### EXERCISE OBJECTIVE
Omit the pictures, then reproduce every remaining record exactly.

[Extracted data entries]

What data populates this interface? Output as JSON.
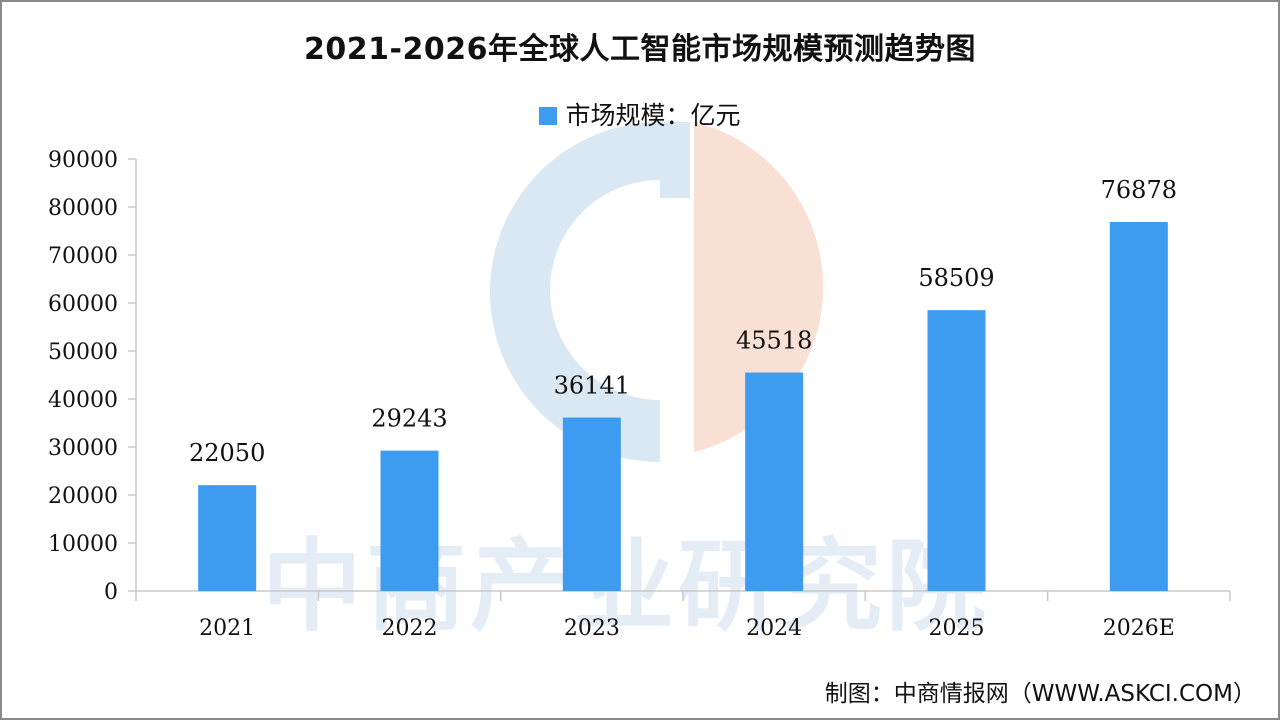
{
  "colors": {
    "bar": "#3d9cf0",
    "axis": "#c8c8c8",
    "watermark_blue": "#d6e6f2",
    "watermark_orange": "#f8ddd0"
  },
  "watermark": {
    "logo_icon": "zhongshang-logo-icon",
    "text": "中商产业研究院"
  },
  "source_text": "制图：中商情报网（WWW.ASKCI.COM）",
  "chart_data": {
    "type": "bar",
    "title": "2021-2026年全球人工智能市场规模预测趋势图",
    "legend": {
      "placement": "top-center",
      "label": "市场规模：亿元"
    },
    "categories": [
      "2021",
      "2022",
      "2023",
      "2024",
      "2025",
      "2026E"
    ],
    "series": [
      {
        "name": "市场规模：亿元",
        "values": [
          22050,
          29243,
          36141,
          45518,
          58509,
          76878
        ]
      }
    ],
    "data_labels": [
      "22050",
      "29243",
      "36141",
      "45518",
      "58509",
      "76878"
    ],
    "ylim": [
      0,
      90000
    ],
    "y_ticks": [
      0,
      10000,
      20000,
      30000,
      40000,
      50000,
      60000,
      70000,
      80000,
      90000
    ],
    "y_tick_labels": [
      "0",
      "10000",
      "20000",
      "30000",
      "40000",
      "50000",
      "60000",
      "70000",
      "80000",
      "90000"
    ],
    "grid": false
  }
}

### COMPLETED TASK
What data populates this interface? Output as JSON.
{
  "colors": {
    "bar": "#3d9cf0",
    "axis": "#c8c8c8",
    "watermark_blue": "#d6e6f2",
    "watermark_orange": "#f8ddd0"
  },
  "watermark": {
    "logo_icon": "zhongshang-logo-icon",
    "text": "中商产业研究院"
  },
  "source_text": "制图：中商情报网（WWW.ASKCI.COM）",
  "chart_data": {
    "type": "bar",
    "title": "2021-2026年全球人工智能市场规模预测趋势图",
    "legend": {
      "placement": "top-center",
      "label": "市场规模：亿元"
    },
    "categories": [
      "2021",
      "2022",
      "2023",
      "2024",
      "2025",
      "2026E"
    ],
    "series": [
      {
        "name": "市场规模：亿元",
        "values": [
          22050,
          29243,
          36141,
          45518,
          58509,
          76878
        ]
      }
    ],
    "data_labels": [
      "22050",
      "29243",
      "36141",
      "45518",
      "58509",
      "76878"
    ],
    "ylim": [
      0,
      90000
    ],
    "y_ticks": [
      0,
      10000,
      20000,
      30000,
      40000,
      50000,
      60000,
      70000,
      80000,
      90000
    ],
    "y_tick_labels": [
      "0",
      "10000",
      "20000",
      "30000",
      "40000",
      "50000",
      "60000",
      "70000",
      "80000",
      "90000"
    ],
    "grid": false
  }
}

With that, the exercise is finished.